- **PROMPT**: Exactly as written, print each record in the listing.

⟨

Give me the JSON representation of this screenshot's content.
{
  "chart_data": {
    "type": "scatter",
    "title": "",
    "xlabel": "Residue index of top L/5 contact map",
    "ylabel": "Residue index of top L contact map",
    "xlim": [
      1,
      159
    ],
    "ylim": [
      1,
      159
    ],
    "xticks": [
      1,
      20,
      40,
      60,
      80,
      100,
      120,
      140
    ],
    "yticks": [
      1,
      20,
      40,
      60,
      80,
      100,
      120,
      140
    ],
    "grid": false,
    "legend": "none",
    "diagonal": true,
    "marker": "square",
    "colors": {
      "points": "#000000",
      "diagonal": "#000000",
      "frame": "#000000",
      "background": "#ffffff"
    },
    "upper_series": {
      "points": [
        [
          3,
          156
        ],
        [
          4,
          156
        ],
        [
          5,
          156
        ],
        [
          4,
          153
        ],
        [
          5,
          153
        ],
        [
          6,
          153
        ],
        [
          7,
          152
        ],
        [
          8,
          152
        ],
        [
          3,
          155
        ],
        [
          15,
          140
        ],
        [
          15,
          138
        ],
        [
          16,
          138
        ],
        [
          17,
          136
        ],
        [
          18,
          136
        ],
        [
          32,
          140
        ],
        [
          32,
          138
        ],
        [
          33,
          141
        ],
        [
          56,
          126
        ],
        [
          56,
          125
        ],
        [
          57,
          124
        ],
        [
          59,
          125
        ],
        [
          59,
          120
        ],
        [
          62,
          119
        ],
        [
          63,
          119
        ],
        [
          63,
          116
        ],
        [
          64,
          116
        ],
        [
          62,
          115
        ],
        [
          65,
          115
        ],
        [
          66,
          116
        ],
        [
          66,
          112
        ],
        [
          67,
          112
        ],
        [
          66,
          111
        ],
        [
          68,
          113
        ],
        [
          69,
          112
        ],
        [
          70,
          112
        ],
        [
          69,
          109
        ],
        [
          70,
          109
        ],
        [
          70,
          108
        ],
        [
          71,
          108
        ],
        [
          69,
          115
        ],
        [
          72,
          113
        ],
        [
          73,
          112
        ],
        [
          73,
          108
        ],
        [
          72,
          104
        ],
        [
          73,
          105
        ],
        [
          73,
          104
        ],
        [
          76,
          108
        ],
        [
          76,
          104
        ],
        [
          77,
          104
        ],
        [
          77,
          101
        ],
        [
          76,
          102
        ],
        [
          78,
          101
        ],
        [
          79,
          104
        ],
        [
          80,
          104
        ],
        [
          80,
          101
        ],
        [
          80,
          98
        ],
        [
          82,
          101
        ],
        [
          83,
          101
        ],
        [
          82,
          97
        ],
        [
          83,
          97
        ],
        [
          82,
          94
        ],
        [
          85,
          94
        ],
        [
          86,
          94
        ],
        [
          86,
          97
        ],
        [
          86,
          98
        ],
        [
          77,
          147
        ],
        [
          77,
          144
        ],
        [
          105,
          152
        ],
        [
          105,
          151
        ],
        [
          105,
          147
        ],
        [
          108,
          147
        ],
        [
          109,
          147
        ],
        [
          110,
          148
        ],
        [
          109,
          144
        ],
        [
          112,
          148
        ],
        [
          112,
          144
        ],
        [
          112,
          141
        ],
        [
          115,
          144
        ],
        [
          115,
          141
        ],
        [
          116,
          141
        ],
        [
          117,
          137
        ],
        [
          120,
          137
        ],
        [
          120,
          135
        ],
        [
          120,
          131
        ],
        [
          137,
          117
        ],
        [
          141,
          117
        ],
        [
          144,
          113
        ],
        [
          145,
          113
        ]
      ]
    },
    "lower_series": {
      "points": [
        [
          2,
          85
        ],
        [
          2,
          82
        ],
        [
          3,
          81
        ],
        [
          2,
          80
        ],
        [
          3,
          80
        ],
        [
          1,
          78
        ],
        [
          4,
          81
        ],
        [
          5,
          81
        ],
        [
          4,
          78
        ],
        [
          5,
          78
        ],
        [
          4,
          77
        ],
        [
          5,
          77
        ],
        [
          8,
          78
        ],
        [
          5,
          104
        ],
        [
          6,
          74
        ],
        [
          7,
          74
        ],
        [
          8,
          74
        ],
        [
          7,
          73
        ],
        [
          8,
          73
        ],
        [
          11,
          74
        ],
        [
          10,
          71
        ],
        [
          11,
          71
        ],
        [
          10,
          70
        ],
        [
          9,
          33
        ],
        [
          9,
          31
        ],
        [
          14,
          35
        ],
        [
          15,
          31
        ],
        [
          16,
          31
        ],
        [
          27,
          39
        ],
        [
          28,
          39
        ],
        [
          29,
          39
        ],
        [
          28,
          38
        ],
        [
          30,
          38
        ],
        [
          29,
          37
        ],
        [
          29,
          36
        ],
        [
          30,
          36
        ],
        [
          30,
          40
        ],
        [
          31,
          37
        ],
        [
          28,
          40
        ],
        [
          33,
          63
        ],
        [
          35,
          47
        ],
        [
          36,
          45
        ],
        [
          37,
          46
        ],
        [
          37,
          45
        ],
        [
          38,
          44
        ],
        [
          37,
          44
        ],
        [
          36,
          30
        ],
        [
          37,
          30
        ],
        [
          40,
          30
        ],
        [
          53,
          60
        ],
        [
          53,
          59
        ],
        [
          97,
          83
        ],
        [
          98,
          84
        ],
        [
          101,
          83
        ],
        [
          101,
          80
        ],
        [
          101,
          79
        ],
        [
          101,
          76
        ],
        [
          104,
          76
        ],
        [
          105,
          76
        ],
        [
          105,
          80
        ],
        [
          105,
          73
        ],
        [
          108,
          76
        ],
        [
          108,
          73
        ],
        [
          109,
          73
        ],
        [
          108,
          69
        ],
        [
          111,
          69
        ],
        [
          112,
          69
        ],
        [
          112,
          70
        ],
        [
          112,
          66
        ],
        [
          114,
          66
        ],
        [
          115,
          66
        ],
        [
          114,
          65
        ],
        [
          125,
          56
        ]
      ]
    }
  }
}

⟩

- **COMPLETE OUTPUT**:
Give me the JSON representation of this screenshot's content.
{
  "chart_data": {
    "type": "scatter",
    "title": "",
    "xlabel": "Residue index of top L/5 contact map",
    "ylabel": "Residue index of top L contact map",
    "xlim": [
      1,
      159
    ],
    "ylim": [
      1,
      159
    ],
    "xticks": [
      1,
      20,
      40,
      60,
      80,
      100,
      120,
      140
    ],
    "yticks": [
      1,
      20,
      40,
      60,
      80,
      100,
      120,
      140
    ],
    "grid": false,
    "legend": "none",
    "diagonal": true,
    "marker": "square",
    "colors": {
      "points": "#000000",
      "diagonal": "#000000",
      "frame": "#000000",
      "background": "#ffffff"
    },
    "upper_series": {
      "points": [
        [
          3,
          156
        ],
        [
          4,
          156
        ],
        [
          5,
          156
        ],
        [
          4,
          153
        ],
        [
          5,
          153
        ],
        [
          6,
          153
        ],
        [
          7,
          152
        ],
        [
          8,
          152
        ],
        [
          3,
          155
        ],
        [
          15,
          140
        ],
        [
          15,
          138
        ],
        [
          16,
          138
        ],
        [
          17,
          136
        ],
        [
          18,
          136
        ],
        [
          32,
          140
        ],
        [
          32,
          138
        ],
        [
          33,
          141
        ],
        [
          56,
          126
        ],
        [
          56,
          125
        ],
        [
          57,
          124
        ],
        [
          59,
          125
        ],
        [
          59,
          120
        ],
        [
          62,
          119
        ],
        [
          63,
          119
        ],
        [
          63,
          116
        ],
        [
          64,
          116
        ],
        [
          62,
          115
        ],
        [
          65,
          115
        ],
        [
          66,
          116
        ],
        [
          66,
          112
        ],
        [
          67,
          112
        ],
        [
          66,
          111
        ],
        [
          68,
          113
        ],
        [
          69,
          112
        ],
        [
          70,
          112
        ],
        [
          69,
          109
        ],
        [
          70,
          109
        ],
        [
          70,
          108
        ],
        [
          71,
          108
        ],
        [
          69,
          115
        ],
        [
          72,
          113
        ],
        [
          73,
          112
        ],
        [
          73,
          108
        ],
        [
          72,
          104
        ],
        [
          73,
          105
        ],
        [
          73,
          104
        ],
        [
          76,
          108
        ],
        [
          76,
          104
        ],
        [
          77,
          104
        ],
        [
          77,
          101
        ],
        [
          76,
          102
        ],
        [
          78,
          101
        ],
        [
          79,
          104
        ],
        [
          80,
          104
        ],
        [
          80,
          101
        ],
        [
          80,
          98
        ],
        [
          82,
          101
        ],
        [
          83,
          101
        ],
        [
          82,
          97
        ],
        [
          83,
          97
        ],
        [
          82,
          94
        ],
        [
          85,
          94
        ],
        [
          86,
          94
        ],
        [
          86,
          97
        ],
        [
          86,
          98
        ],
        [
          77,
          147
        ],
        [
          77,
          144
        ],
        [
          105,
          152
        ],
        [
          105,
          151
        ],
        [
          105,
          147
        ],
        [
          108,
          147
        ],
        [
          109,
          147
        ],
        [
          110,
          148
        ],
        [
          109,
          144
        ],
        [
          112,
          148
        ],
        [
          112,
          144
        ],
        [
          112,
          141
        ],
        [
          115,
          144
        ],
        [
          115,
          141
        ],
        [
          116,
          141
        ],
        [
          117,
          137
        ],
        [
          120,
          137
        ],
        [
          120,
          135
        ],
        [
          120,
          131
        ],
        [
          137,
          117
        ],
        [
          141,
          117
        ],
        [
          144,
          113
        ],
        [
          145,
          113
        ]
      ]
    },
    "lower_series": {
      "points": [
        [
          2,
          85
        ],
        [
          2,
          82
        ],
        [
          3,
          81
        ],
        [
          2,
          80
        ],
        [
          3,
          80
        ],
        [
          1,
          78
        ],
        [
          4,
          81
        ],
        [
          5,
          81
        ],
        [
          4,
          78
        ],
        [
          5,
          78
        ],
        [
          4,
          77
        ],
        [
          5,
          77
        ],
        [
          8,
          78
        ],
        [
          5,
          104
        ],
        [
          6,
          74
        ],
        [
          7,
          74
        ],
        [
          8,
          74
        ],
        [
          7,
          73
        ],
        [
          8,
          73
        ],
        [
          11,
          74
        ],
        [
          10,
          71
        ],
        [
          11,
          71
        ],
        [
          10,
          70
        ],
        [
          9,
          33
        ],
        [
          9,
          31
        ],
        [
          14,
          35
        ],
        [
          15,
          31
        ],
        [
          16,
          31
        ],
        [
          27,
          39
        ],
        [
          28,
          39
        ],
        [
          29,
          39
        ],
        [
          28,
          38
        ],
        [
          30,
          38
        ],
        [
          29,
          37
        ],
        [
          29,
          36
        ],
        [
          30,
          36
        ],
        [
          30,
          40
        ],
        [
          31,
          37
        ],
        [
          28,
          40
        ],
        [
          33,
          63
        ],
        [
          35,
          47
        ],
        [
          36,
          45
        ],
        [
          37,
          46
        ],
        [
          37,
          45
        ],
        [
          38,
          44
        ],
        [
          37,
          44
        ],
        [
          36,
          30
        ],
        [
          37,
          30
        ],
        [
          40,
          30
        ],
        [
          53,
          60
        ],
        [
          53,
          59
        ],
        [
          97,
          83
        ],
        [
          98,
          84
        ],
        [
          101,
          83
        ],
        [
          101,
          80
        ],
        [
          101,
          79
        ],
        [
          101,
          76
        ],
        [
          104,
          76
        ],
        [
          105,
          76
        ],
        [
          105,
          80
        ],
        [
          105,
          73
        ],
        [
          108,
          76
        ],
        [
          108,
          73
        ],
        [
          109,
          73
        ],
        [
          108,
          69
        ],
        [
          111,
          69
        ],
        [
          112,
          69
        ],
        [
          112,
          70
        ],
        [
          112,
          66
        ],
        [
          114,
          66
        ],
        [
          115,
          66
        ],
        [
          114,
          65
        ],
        [
          125,
          56
        ]
      ]
    }
  }
}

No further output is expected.